» Stored rows:
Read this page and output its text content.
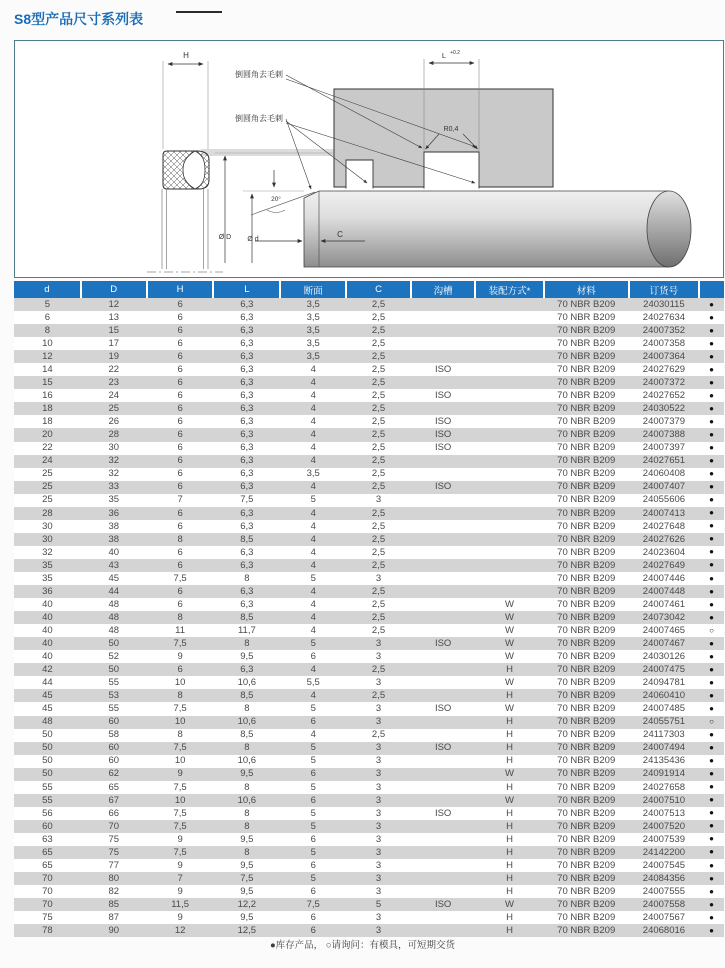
S8型产品尺寸系列表
H	L +0.2
R0,4
Ø D Ø d
20°
C
倒圆角去毛刺
倒圆角去毛刺
d	D	H	L	断面	C	沟槽	装配方式*	材料	订货号	
5	12	6	6,3	3,5	2,5			70 NBR B209	24030115	●
6	13	6	6,3	3,5	2,5			70 NBR B209	24027634	●
8	15	6	6,3	3,5	2,5			70 NBR B209	24007352	●
10	17	6	6,3	3,5	2,5			70 NBR B209	24007358	●
12	19	6	6,3	3,5	2,5			70 NBR B209	24007364	●
14	22	6	6,3	4	2,5	ISO		70 NBR B209	24027629	●
15	23	6	6,3	4	2,5			70 NBR B209	24007372	●
16	24	6	6,3	4	2,5	ISO		70 NBR B209	24027652	●
18	25	6	6,3	4	2,5			70 NBR B209	24030522	●
18	26	6	6,3	4	2,5	ISO		70 NBR B209	24007379	●
20	28	6	6,3	4	2,5	ISO		70 NBR B209	24007388	●
22	30	6	6,3	4	2,5	ISO		70 NBR B209	24007397	●
24	32	6	6,3	4	2,5			70 NBR B209	24027651	●
25	32	6	6,3	3,5	2,5			70 NBR B209	24060408	●
25	33	6	6,3	4	2,5	ISO		70 NBR B209	24007407	●
25	35	7	7,5	5	3			70 NBR B209	24055606	●
28	36	6	6,3	4	2,5			70 NBR B209	24007413	●
30	38	6	6,3	4	2,5			70 NBR B209	24027648	●
30	38	8	8,5	4	2,5			70 NBR B209	24027626	●
32	40	6	6,3	4	2,5			70 NBR B209	24023604	●
35	43	6	6,3	4	2,5			70 NBR B209	24027649	●
35	45	7,5	8	5	3			70 NBR B209	24007446	●
36	44	6	6,3	4	2,5			70 NBR B209	24007448	●
40	48	6	6,3	4	2,5		W	70 NBR B209	24007461	●
40	48	8	8,5	4	2,5		W	70 NBR B209	24073042	●
40	48	11	11,7	4	2,5		W	70 NBR B209	24007465	○
40	50	7,5	8	5	3	ISO	W	70 NBR B209	24007467	●
40	52	9	9,5	6	3		W	70 NBR B209	24030126	●
42	50	6	6,3	4	2,5		H	70 NBR B209	24007475	●
44	55	10	10,6	5,5	3		W	70 NBR B209	24094781	●
45	53	8	8,5	4	2,5		H	70 NBR B209	24060410	●
45	55	7,5	8	5	3	ISO	W	70 NBR B209	24007485	●
48	60	10	10,6	6	3		H	70 NBR B209	24055751	○
50	58	8	8,5	4	2,5		H	70 NBR B209	24117303	●
50	60	7,5	8	5	3	ISO	H	70 NBR B209	24007494	●
50	60	10	10,6	5	3		H	70 NBR B209	24135436	●
50	62	9	9,5	6	3		W	70 NBR B209	24091914	●
55	65	7,5	8	5	3		H	70 NBR B209	24027658	●
55	67	10	10,6	6	3		W	70 NBR B209	24007510	●
56	66	7,5	8	5	3	ISO	H	70 NBR B209	24007513	●
60	70	7,5	8	5	3		H	70 NBR B209	24007520	●
63	75	9	9,5	6	3		H	70 NBR B209	24007539	●
65	75	7,5	8	5	3		H	70 NBR B209	24142200	●
65	77	9	9,5	6	3		H	70 NBR B209	24007545	●
70	80	7	7,5	5	3		H	70 NBR B209	24084356	●
70	82	9	9,5	6	3		H	70 NBR B209	24007555	●
70	85	11,5	12,2	7,5	5	ISO	W	70 NBR B209	24007558	●
75	87	9	9,5	6	3		H	70 NBR B209	24007567	●
78	90	12	12,5	6	3		H	70 NBR B209	24068016	●
●库存产品， ○请询问：有模具，可短期交货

» Task to complete:
Repeat the material verbatim. Do not carry over any picture.

» Completed task:
Read this page and output its text content.
S8型产品尺寸系列表
H	L +0.2
R0,4
Ø D Ø d
20°
C
倒圆角去毛刺
倒圆角去毛刺
d	D	H	L	断面	C	沟槽	装配方式*	材料	订货号	
5	12	6	6,3	3,5	2,5			70 NBR B209	24030115	●
6	13	6	6,3	3,5	2,5			70 NBR B209	24027634	●
8	15	6	6,3	3,5	2,5			70 NBR B209	24007352	●
10	17	6	6,3	3,5	2,5			70 NBR B209	24007358	●
12	19	6	6,3	3,5	2,5			70 NBR B209	24007364	●
14	22	6	6,3	4	2,5	ISO		70 NBR B209	24027629	●
15	23	6	6,3	4	2,5			70 NBR B209	24007372	●
16	24	6	6,3	4	2,5	ISO		70 NBR B209	24027652	●
18	25	6	6,3	4	2,5			70 NBR B209	24030522	●
18	26	6	6,3	4	2,5	ISO		70 NBR B209	24007379	●
20	28	6	6,3	4	2,5	ISO		70 NBR B209	24007388	●
22	30	6	6,3	4	2,5	ISO		70 NBR B209	24007397	●
24	32	6	6,3	4	2,5			70 NBR B209	24027651	●
25	32	6	6,3	3,5	2,5			70 NBR B209	24060408	●
25	33	6	6,3	4	2,5	ISO		70 NBR B209	24007407	●
25	35	7	7,5	5	3			70 NBR B209	24055606	●
28	36	6	6,3	4	2,5			70 NBR B209	24007413	●
30	38	6	6,3	4	2,5			70 NBR B209	24027648	●
30	38	8	8,5	4	2,5			70 NBR B209	24027626	●
32	40	6	6,3	4	2,5			70 NBR B209	24023604	●
35	43	6	6,3	4	2,5			70 NBR B209	24027649	●
35	45	7,5	8	5	3			70 NBR B209	24007446	●
36	44	6	6,3	4	2,5			70 NBR B209	24007448	●
40	48	6	6,3	4	2,5		W	70 NBR B209	24007461	●
40	48	8	8,5	4	2,5		W	70 NBR B209	24073042	●
40	48	11	11,7	4	2,5		W	70 NBR B209	24007465	○
40	50	7,5	8	5	3	ISO	W	70 NBR B209	24007467	●
40	52	9	9,5	6	3		W	70 NBR B209	24030126	●
42	50	6	6,3	4	2,5		H	70 NBR B209	24007475	●
44	55	10	10,6	5,5	3		W	70 NBR B209	24094781	●
45	53	8	8,5	4	2,5		H	70 NBR B209	24060410	●
45	55	7,5	8	5	3	ISO	W	70 NBR B209	24007485	●
48	60	10	10,6	6	3		H	70 NBR B209	24055751	○
50	58	8	8,5	4	2,5		H	70 NBR B209	24117303	●
50	60	7,5	8	5	3	ISO	H	70 NBR B209	24007494	●
50	60	10	10,6	5	3		H	70 NBR B209	24135436	●
50	62	9	9,5	6	3		W	70 NBR B209	24091914	●
55	65	7,5	8	5	3		H	70 NBR B209	24027658	●
55	67	10	10,6	6	3		W	70 NBR B209	24007510	●
56	66	7,5	8	5	3	ISO	H	70 NBR B209	24007513	●
60	70	7,5	8	5	3		H	70 NBR B209	24007520	●
63	75	9	9,5	6	3		H	70 NBR B209	24007539	●
65	75	7,5	8	5	3		H	70 NBR B209	24142200	●
65	77	9	9,5	6	3		H	70 NBR B209	24007545	●
70	80	7	7,5	5	3		H	70 NBR B209	24084356	●
70	82	9	9,5	6	3		H	70 NBR B209	24007555	●
70	85	11,5	12,2	7,5	5	ISO	W	70 NBR B209	24007558	●
75	87	9	9,5	6	3		H	70 NBR B209	24007567	●
78	90	12	12,5	6	3		H	70 NBR B209	24068016	●
●库存产品， ○请询问：有模具，可短期交货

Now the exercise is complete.